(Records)
— Start —

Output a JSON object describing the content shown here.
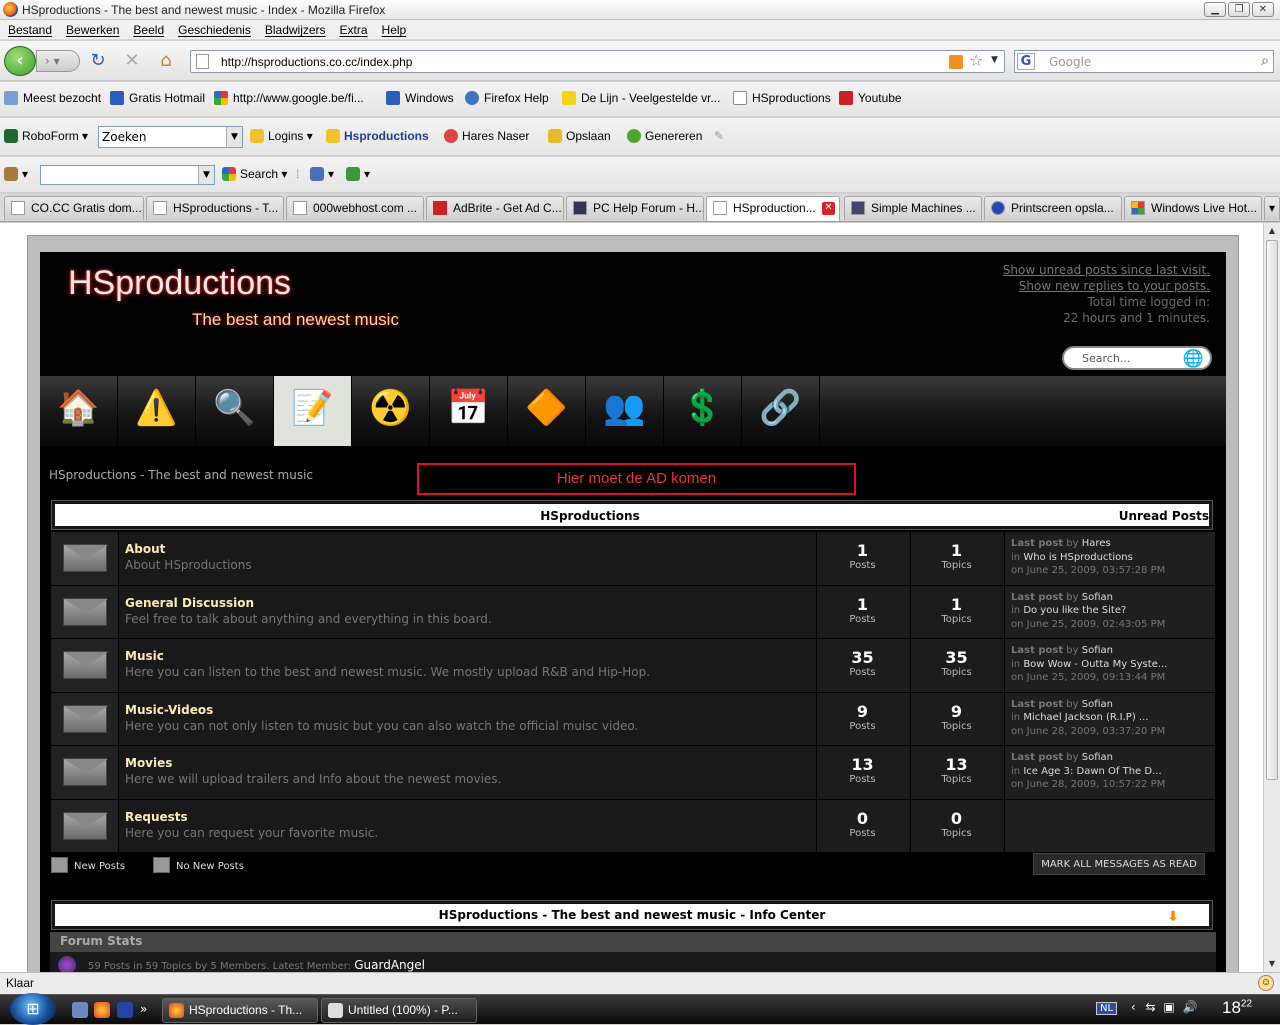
{
  "window": {
    "title": "HSproductions - The best and newest music - Index - Mozilla Firefox"
  },
  "menu": [
    "Bestand",
    "Bewerken",
    "Beeld",
    "Geschiedenis",
    "Bladwijzers",
    "Extra",
    "Help"
  ],
  "nav": {
    "url": "http://hsproductions.co.cc/index.php",
    "search_placeholder": "Google"
  },
  "bookmarks": [
    {
      "label": "Meest bezocht",
      "icon": "bookmark-icon"
    },
    {
      "label": "Gratis Hotmail",
      "icon": "msn-icon"
    },
    {
      "label": "http://www.google.be/fi...",
      "icon": "google-icon"
    },
    {
      "label": "Windows",
      "icon": "msn-icon"
    },
    {
      "label": "Firefox Help",
      "icon": "help-icon"
    },
    {
      "label": "De Lijn - Veelgestelde vr...",
      "icon": "lijn-icon"
    },
    {
      "label": "HSproductions",
      "icon": "page-icon"
    },
    {
      "label": "Youtube",
      "icon": "youtube-icon"
    }
  ],
  "roboform": {
    "brand": "RoboForm",
    "search_value": "Zoeken",
    "logins": "Logins",
    "site": "Hsproductions",
    "user": "Hares Naser",
    "save": "Opslaan",
    "generate": "Genereren"
  },
  "toolbar3": {
    "search": "Search"
  },
  "tabs": [
    {
      "label": "CO.CC Gratis dom...",
      "active": false
    },
    {
      "label": "HSproductions - T...",
      "active": false
    },
    {
      "label": "000webhost.com ...",
      "active": false
    },
    {
      "label": "AdBrite - Get Ad C...",
      "active": false
    },
    {
      "label": "PC Help Forum - H...",
      "active": false
    },
    {
      "label": "HSproduction...",
      "active": true
    },
    {
      "label": "Simple Machines ...",
      "active": false
    },
    {
      "label": "Printscreen opsla...",
      "active": false
    },
    {
      "label": "Windows Live Hot...",
      "active": false
    }
  ],
  "forum": {
    "logo": "HSproductions",
    "slogan": "The best and newest music",
    "unread_link": "Show unread posts since last visit.",
    "replies_link": "Show new replies to your posts.",
    "logged_label": "Total time logged in:",
    "logged_value": "22 hours and 1 minutes.",
    "search_placeholder": "Search...",
    "board_title": "HSproductions - The best and newest music",
    "ad_text": "Hier moet de AD komen",
    "category": "HSproductions",
    "unread_posts": "Unread Posts",
    "posts_label": "Posts",
    "topics_label": "Topics",
    "lastpost_label": "Last post",
    "by": "by",
    "in": "in",
    "boards": [
      {
        "name": "About",
        "desc": "About HSproductions",
        "posts": "1",
        "topics": "1",
        "lp_user": "Hares",
        "lp_topic": "Who is HSproductions",
        "lp_date": "on June 25, 2009, 03:57:28 PM"
      },
      {
        "name": "General Discussion",
        "desc": "Feel free to talk about anything and everything in this board.",
        "posts": "1",
        "topics": "1",
        "lp_user": "Sofian",
        "lp_topic": "Do you like the Site?",
        "lp_date": "on June 25, 2009, 02:43:05 PM"
      },
      {
        "name": "Music",
        "desc": "Here you can listen to the best and newest music. We mostly upload R&B and Hip-Hop.",
        "posts": "35",
        "topics": "35",
        "lp_user": "Sofian",
        "lp_topic": "Bow Wow - Outta My Syste...",
        "lp_date": "on June 25, 2009, 09:13:44 PM"
      },
      {
        "name": "Music-Videos",
        "desc": "Here you can not only listen to music but you can also watch the official muisc video.",
        "posts": "9",
        "topics": "9",
        "lp_user": "Sofian",
        "lp_topic": "Michael Jackson (R.I.P) ...",
        "lp_date": "on June 28, 2009, 03:37:20 PM"
      },
      {
        "name": "Movies",
        "desc": "Here we will upload trailers and Info about the newest movies.",
        "posts": "13",
        "topics": "13",
        "lp_user": "Sofian",
        "lp_topic": "Ice Age 3: Dawn Of The D...",
        "lp_date": "on June 28, 2009, 10:57:22 PM"
      },
      {
        "name": "Requests",
        "desc": "Here you can request your favorite music.",
        "posts": "0",
        "topics": "0",
        "lp_user": "",
        "lp_topic": "",
        "lp_date": ""
      }
    ],
    "legend_new": "New Posts",
    "legend_nonew": "No New Posts",
    "mark_read": "MARK ALL MESSAGES AS READ",
    "info_title": "HSproductions - The best and newest music - Info Center",
    "forum_stats": "Forum Stats",
    "stats_text": "59 Posts in 59 Topics by 5 Members. Latest Member:",
    "latest_member": "GuardAngel"
  },
  "status": "Klaar",
  "taskbar": {
    "tasks": [
      "HSproductions - Th...",
      "Untitled (100%) - P..."
    ],
    "lang": "NL",
    "time_h": "18",
    "time_m": "22"
  }
}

— End —

THE TASK:
From the data above, show each line that contains "Firefox".

WRITTEN SOLUTION:
    "title": "HSproductions - The best and newest music - Index - Mozilla Firefox"
      "label": "Firefox Help",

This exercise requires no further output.